**Consignes de travail**
Veuillez compter les lignes des entrées ci-dessous qui contiennent la chaîne « coordinates ». Donnez seulement ce nombre.
___ Extrait de données
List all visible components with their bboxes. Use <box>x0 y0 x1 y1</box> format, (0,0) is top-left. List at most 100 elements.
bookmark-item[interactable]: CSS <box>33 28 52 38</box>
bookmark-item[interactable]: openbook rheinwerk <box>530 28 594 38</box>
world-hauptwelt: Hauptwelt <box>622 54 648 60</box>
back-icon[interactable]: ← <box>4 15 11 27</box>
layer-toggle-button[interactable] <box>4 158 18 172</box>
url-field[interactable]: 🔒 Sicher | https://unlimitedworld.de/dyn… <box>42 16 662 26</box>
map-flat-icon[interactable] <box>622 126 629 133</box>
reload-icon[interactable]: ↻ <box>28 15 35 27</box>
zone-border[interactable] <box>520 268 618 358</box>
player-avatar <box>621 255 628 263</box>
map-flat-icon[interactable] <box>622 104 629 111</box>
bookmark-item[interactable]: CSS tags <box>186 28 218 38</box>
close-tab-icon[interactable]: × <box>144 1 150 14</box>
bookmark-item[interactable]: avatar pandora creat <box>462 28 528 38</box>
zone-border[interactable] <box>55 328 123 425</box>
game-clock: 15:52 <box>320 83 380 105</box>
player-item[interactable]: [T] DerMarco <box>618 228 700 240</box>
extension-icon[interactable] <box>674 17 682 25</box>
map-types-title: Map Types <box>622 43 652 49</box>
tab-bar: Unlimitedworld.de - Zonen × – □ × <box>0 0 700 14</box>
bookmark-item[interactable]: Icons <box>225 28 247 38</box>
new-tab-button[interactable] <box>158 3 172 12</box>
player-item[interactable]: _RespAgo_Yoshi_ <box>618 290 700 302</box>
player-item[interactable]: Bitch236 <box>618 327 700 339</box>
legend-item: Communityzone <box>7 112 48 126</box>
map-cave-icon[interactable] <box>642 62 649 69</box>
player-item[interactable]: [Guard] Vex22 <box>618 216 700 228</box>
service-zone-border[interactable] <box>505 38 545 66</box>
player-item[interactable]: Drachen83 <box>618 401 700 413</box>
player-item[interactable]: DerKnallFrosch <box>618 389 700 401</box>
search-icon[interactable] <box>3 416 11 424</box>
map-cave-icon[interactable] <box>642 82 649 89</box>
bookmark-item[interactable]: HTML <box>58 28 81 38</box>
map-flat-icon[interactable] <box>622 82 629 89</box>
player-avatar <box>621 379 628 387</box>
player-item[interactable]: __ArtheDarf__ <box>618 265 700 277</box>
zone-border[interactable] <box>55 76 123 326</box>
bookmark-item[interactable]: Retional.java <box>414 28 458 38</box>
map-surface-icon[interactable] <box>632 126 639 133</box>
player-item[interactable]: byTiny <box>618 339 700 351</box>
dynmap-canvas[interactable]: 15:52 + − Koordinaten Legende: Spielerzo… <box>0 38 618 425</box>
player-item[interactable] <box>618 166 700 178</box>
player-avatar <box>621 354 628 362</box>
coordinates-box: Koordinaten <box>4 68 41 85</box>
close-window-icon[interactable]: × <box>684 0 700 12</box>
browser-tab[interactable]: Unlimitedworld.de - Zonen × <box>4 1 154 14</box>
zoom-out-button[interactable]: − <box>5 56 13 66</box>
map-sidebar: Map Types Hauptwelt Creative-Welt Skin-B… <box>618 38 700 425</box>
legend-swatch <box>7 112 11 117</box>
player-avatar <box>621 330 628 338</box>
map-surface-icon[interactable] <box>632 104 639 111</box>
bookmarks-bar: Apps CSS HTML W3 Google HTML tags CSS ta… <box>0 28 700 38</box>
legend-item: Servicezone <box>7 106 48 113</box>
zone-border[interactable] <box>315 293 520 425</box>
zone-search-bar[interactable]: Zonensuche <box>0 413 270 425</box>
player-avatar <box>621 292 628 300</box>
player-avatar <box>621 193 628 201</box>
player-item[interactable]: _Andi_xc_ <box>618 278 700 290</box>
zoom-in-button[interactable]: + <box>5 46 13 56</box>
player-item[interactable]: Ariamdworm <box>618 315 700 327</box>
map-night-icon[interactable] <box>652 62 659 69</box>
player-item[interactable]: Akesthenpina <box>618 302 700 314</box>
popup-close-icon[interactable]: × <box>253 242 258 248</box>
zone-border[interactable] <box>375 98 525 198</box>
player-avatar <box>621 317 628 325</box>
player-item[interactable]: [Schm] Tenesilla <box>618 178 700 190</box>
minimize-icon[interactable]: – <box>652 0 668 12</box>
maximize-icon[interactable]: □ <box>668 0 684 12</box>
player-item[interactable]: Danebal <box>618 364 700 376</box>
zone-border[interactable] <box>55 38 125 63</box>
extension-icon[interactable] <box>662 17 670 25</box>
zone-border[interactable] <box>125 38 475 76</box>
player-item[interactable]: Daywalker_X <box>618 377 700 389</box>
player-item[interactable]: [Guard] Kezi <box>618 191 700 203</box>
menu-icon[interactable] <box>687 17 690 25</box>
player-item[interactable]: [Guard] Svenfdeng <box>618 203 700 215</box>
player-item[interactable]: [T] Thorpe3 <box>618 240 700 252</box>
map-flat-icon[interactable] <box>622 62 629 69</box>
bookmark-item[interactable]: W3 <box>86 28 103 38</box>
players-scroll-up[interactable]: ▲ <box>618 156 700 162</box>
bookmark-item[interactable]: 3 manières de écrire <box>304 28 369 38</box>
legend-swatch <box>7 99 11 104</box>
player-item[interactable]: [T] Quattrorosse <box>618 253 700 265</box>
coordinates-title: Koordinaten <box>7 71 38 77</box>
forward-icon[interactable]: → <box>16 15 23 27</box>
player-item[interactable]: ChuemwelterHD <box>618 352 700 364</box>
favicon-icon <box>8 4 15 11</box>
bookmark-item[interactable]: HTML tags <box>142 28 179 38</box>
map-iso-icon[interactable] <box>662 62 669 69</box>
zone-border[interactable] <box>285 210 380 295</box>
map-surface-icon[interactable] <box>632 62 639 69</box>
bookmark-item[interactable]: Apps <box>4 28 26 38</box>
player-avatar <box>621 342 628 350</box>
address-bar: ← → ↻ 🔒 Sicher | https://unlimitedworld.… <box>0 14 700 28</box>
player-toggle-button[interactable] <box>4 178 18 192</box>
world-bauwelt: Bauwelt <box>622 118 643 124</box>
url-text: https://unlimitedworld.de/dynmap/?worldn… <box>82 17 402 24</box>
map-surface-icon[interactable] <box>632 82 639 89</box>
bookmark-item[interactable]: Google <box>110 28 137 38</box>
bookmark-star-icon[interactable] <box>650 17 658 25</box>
______
**Réponse au problème**
2